- **Task directions**: Write out the whole listing again, exactly as given.
• • •
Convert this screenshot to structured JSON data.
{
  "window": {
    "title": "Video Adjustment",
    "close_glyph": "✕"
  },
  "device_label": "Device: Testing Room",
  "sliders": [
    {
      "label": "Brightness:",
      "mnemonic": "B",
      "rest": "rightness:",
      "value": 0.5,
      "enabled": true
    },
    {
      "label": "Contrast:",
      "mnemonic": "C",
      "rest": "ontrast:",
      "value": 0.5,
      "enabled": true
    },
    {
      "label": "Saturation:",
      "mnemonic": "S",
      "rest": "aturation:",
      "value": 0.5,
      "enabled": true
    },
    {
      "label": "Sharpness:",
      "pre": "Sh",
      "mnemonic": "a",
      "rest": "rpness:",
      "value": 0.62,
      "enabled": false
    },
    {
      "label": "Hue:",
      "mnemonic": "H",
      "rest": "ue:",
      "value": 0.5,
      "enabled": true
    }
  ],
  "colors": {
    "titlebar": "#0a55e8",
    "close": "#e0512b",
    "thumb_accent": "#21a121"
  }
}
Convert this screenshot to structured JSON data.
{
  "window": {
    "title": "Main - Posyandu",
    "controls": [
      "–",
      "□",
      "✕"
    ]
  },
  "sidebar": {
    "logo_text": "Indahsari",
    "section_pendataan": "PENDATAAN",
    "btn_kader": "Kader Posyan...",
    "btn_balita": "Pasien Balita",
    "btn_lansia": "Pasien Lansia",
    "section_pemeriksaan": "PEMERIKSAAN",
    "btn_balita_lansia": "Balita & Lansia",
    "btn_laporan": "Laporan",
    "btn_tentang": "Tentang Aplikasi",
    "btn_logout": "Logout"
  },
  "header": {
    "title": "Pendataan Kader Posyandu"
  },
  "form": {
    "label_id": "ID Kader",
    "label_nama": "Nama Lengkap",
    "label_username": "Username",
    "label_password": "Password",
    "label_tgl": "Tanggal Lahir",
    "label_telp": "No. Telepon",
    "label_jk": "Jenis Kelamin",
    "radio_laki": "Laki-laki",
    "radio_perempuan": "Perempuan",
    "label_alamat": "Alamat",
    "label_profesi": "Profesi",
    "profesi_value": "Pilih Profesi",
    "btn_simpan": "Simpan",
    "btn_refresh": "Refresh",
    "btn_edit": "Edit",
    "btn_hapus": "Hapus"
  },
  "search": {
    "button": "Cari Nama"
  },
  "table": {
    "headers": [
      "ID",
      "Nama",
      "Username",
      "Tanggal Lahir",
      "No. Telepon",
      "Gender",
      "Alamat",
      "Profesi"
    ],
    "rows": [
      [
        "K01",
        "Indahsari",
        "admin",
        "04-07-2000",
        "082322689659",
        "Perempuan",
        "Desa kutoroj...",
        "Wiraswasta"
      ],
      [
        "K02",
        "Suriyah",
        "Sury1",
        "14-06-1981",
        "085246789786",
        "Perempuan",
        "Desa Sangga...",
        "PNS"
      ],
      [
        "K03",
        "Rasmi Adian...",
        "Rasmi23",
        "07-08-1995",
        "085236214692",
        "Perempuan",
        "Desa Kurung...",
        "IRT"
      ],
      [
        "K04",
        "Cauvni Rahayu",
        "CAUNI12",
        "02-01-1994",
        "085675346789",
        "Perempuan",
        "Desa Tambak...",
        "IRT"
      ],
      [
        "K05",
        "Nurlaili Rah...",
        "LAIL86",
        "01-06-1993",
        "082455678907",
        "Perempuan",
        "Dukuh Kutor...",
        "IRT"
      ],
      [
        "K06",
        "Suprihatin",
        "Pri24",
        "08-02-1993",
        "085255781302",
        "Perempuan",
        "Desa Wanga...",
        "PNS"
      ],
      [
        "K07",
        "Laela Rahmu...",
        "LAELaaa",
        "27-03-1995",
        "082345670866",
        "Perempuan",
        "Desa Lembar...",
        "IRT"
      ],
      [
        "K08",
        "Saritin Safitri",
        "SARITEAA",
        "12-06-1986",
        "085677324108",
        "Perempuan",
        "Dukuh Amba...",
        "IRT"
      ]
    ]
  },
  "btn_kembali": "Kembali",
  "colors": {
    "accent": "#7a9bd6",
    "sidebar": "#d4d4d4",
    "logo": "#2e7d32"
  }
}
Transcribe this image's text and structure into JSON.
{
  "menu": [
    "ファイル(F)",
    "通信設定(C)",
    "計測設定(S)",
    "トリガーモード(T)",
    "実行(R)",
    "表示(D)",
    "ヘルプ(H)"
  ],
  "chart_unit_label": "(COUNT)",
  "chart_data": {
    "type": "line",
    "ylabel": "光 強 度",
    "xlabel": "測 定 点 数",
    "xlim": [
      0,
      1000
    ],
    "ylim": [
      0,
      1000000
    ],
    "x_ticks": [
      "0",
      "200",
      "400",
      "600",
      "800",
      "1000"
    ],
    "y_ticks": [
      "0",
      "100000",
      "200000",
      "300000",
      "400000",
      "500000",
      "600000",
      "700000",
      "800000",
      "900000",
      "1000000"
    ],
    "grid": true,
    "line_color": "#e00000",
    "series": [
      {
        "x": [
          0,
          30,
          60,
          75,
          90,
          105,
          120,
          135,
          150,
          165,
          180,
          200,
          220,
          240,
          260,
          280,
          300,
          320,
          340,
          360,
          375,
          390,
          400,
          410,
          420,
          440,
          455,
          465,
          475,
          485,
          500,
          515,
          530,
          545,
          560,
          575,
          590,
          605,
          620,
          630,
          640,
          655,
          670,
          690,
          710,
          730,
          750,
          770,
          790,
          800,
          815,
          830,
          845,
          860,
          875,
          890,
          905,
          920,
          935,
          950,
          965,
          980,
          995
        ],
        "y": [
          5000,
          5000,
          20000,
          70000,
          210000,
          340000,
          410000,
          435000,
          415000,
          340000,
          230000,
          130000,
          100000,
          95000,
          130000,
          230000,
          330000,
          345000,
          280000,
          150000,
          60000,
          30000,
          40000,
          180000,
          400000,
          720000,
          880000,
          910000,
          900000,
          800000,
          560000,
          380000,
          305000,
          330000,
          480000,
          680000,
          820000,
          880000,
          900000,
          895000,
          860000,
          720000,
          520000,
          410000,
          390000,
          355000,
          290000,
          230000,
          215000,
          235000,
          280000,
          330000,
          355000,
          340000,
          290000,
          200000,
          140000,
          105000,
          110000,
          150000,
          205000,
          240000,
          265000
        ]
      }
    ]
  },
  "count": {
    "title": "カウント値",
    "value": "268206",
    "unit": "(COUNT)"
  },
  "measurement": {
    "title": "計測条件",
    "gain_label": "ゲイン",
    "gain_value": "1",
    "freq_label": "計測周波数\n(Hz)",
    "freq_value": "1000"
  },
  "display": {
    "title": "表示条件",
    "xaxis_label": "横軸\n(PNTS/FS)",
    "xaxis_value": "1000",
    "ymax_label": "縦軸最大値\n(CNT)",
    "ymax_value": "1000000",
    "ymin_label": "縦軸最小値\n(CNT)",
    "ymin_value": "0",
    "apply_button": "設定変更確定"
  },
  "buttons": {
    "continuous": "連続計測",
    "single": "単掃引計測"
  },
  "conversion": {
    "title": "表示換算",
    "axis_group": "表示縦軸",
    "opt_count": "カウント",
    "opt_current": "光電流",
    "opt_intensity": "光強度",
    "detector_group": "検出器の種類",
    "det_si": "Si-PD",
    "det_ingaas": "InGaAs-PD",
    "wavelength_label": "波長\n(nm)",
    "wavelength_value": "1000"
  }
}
• • •
- **Output of the exercise**:
Convert this screenshot to structured JSON data.
{
  "window": {
    "title": "Video Adjustment",
    "close_glyph": "✕"
  },
  "device_label": "Device: Testing Room",
  "sliders": [
    {
      "label": "Brightness:",
      "mnemonic": "B",
      "rest": "rightness:",
      "value": 0.5,
      "enabled": true
    },
    {
      "label": "Contrast:",
      "mnemonic": "C",
      "rest": "ontrast:",
      "value": 0.5,
      "enabled": true
    },
    {
      "label": "Saturation:",
      "mnemonic": "S",
      "rest": "aturation:",
      "value": 0.5,
      "enabled": true
    },
    {
      "label": "Sharpness:",
      "pre": "Sh",
      "mnemonic": "a",
      "rest": "rpness:",
      "value": 0.62,
      "enabled": false
    },
    {
      "label": "Hue:",
      "mnemonic": "H",
      "rest": "ue:",
      "value": 0.5,
      "enabled": true
    }
  ],
  "colors": {
    "titlebar": "#0a55e8",
    "close": "#e0512b",
    "thumb_accent": "#21a121"
  }
}
Convert this screenshot to structured JSON data.
{
  "window": {
    "title": "Main - Posyandu",
    "controls": [
      "–",
      "□",
      "✕"
    ]
  },
  "sidebar": {
    "logo_text": "Indahsari",
    "section_pendataan": "PENDATAAN",
    "btn_kader": "Kader Posyan...",
    "btn_balita": "Pasien Balita",
    "btn_lansia": "Pasien Lansia",
    "section_pemeriksaan": "PEMERIKSAAN",
    "btn_balita_lansia": "Balita & Lansia",
    "btn_laporan": "Laporan",
    "btn_tentang": "Tentang Aplikasi",
    "btn_logout": "Logout"
  },
  "header": {
    "title": "Pendataan Kader Posyandu"
  },
  "form": {
    "label_id": "ID Kader",
    "label_nama": "Nama Lengkap",
    "label_username": "Username",
    "label_password": "Password",
    "label_tgl": "Tanggal Lahir",
    "label_telp": "No. Telepon",
    "label_jk": "Jenis Kelamin",
    "radio_laki": "Laki-laki",
    "radio_perempuan": "Perempuan",
    "label_alamat": "Alamat",
    "label_profesi": "Profesi",
    "profesi_value": "Pilih Profesi",
    "btn_simpan": "Simpan",
    "btn_refresh": "Refresh",
    "btn_edit": "Edit",
    "btn_hapus": "Hapus"
  },
  "search": {
    "button": "Cari Nama"
  },
  "table": {
    "headers": [
      "ID",
      "Nama",
      "Username",
      "Tanggal Lahir",
      "No. Telepon",
      "Gender",
      "Alamat",
      "Profesi"
    ],
    "rows": [
      [
        "K01",
        "Indahsari",
        "admin",
        "04-07-2000",
        "082322689659",
        "Perempuan",
        "Desa kutoroj...",
        "Wiraswasta"
      ],
      [
        "K02",
        "Suriyah",
        "Sury1",
        "14-06-1981",
        "085246789786",
        "Perempuan",
        "Desa Sangga...",
        "PNS"
      ],
      [
        "K03",
        "Rasmi Adian...",
        "Rasmi23",
        "07-08-1995",
        "085236214692",
        "Perempuan",
        "Desa Kurung...",
        "IRT"
      ],
      [
        "K04",
        "Cauvni Rahayu",
        "CAUNI12",
        "02-01-1994",
        "085675346789",
        "Perempuan",
        "Desa Tambak...",
        "IRT"
      ],
      [
        "K05",
        "Nurlaili Rah...",
        "LAIL86",
        "01-06-1993",
        "082455678907",
        "Perempuan",
        "Dukuh Kutor...",
        "IRT"
      ],
      [
        "K06",
        "Suprihatin",
        "Pri24",
        "08-02-1993",
        "085255781302",
        "Perempuan",
        "Desa Wanga...",
        "PNS"
      ],
      [
        "K07",
        "Laela Rahmu...",
        "LAELaaa",
        "27-03-1995",
        "082345670866",
        "Perempuan",
        "Desa Lembar...",
        "IRT"
      ],
      [
        "K08",
        "Saritin Safitri",
        "SARITEAA",
        "12-06-1986",
        "085677324108",
        "Perempuan",
        "Dukuh Amba...",
        "IRT"
      ]
    ]
  },
  "btn_kembali": "Kembali",
  "colors": {
    "accent": "#7a9bd6",
    "sidebar": "#d4d4d4",
    "logo": "#2e7d32"
  }
}
Transcribe this image's text and structure into JSON.
{
  "menu": [
    "ファイル(F)",
    "通信設定(C)",
    "計測設定(S)",
    "トリガーモード(T)",
    "実行(R)",
    "表示(D)",
    "ヘルプ(H)"
  ],
  "chart_unit_label": "(COUNT)",
  "chart_data": {
    "type": "line",
    "ylabel": "光 強 度",
    "xlabel": "測 定 点 数",
    "xlim": [
      0,
      1000
    ],
    "ylim": [
      0,
      1000000
    ],
    "x_ticks": [
      "0",
      "200",
      "400",
      "600",
      "800",
      "1000"
    ],
    "y_ticks": [
      "0",
      "100000",
      "200000",
      "300000",
      "400000",
      "500000",
      "600000",
      "700000",
      "800000",
      "900000",
      "1000000"
    ],
    "grid": true,
    "line_color": "#e00000",
    "series": [
      {
        "x": [
          0,
          30,
          60,
          75,
          90,
          105,
          120,
          135,
          150,
          165,
          180,
          200,
          220,
          240,
          260,
          280,
          300,
          320,
          340,
          360,
          375,
          390,
          400,
          410,
          420,
          440,
          455,
          465,
          475,
          485,
          500,
          515,
          530,
          545,
          560,
          575,
          590,
          605,
          620,
          630,
          640,
          655,
          670,
          690,
          710,
          730,
          750,
          770,
          790,
          800,
          815,
          830,
          845,
          860,
          875,
          890,
          905,
          920,
          935,
          950,
          965,
          980,
          995
        ],
        "y": [
          5000,
          5000,
          20000,
          70000,
          210000,
          340000,
          410000,
          435000,
          415000,
          340000,
          230000,
          130000,
          100000,
          95000,
          130000,
          230000,
          330000,
          345000,
          280000,
          150000,
          60000,
          30000,
          40000,
          180000,
          400000,
          720000,
          880000,
          910000,
          900000,
          800000,
          560000,
          380000,
          305000,
          330000,
          480000,
          680000,
          820000,
          880000,
          900000,
          895000,
          860000,
          720000,
          520000,
          410000,
          390000,
          355000,
          290000,
          230000,
          215000,
          235000,
          280000,
          330000,
          355000,
          340000,
          290000,
          200000,
          140000,
          105000,
          110000,
          150000,
          205000,
          240000,
          265000
        ]
      }
    ]
  },
  "count": {
    "title": "カウント値",
    "value": "268206",
    "unit": "(COUNT)"
  },
  "measurement": {
    "title": "計測条件",
    "gain_label": "ゲイン",
    "gain_value": "1",
    "freq_label": "計測周波数\n(Hz)",
    "freq_value": "1000"
  },
  "display": {
    "title": "表示条件",
    "xaxis_label": "横軸\n(PNTS/FS)",
    "xaxis_value": "1000",
    "ymax_label": "縦軸最大値\n(CNT)",
    "ymax_value": "1000000",
    "ymin_label": "縦軸最小値\n(CNT)",
    "ymin_value": "0",
    "apply_button": "設定変更確定"
  },
  "buttons": {
    "continuous": "連続計測",
    "single": "単掃引計測"
  },
  "conversion": {
    "title": "表示換算",
    "axis_group": "表示縦軸",
    "opt_count": "カウント",
    "opt_current": "光電流",
    "opt_intensity": "光強度",
    "detector_group": "検出器の種類",
    "det_si": "Si-PD",
    "det_ingaas": "InGaAs-PD",
    "wavelength_label": "波長\n(nm)",
    "wavelength_value": "1000"
  }
}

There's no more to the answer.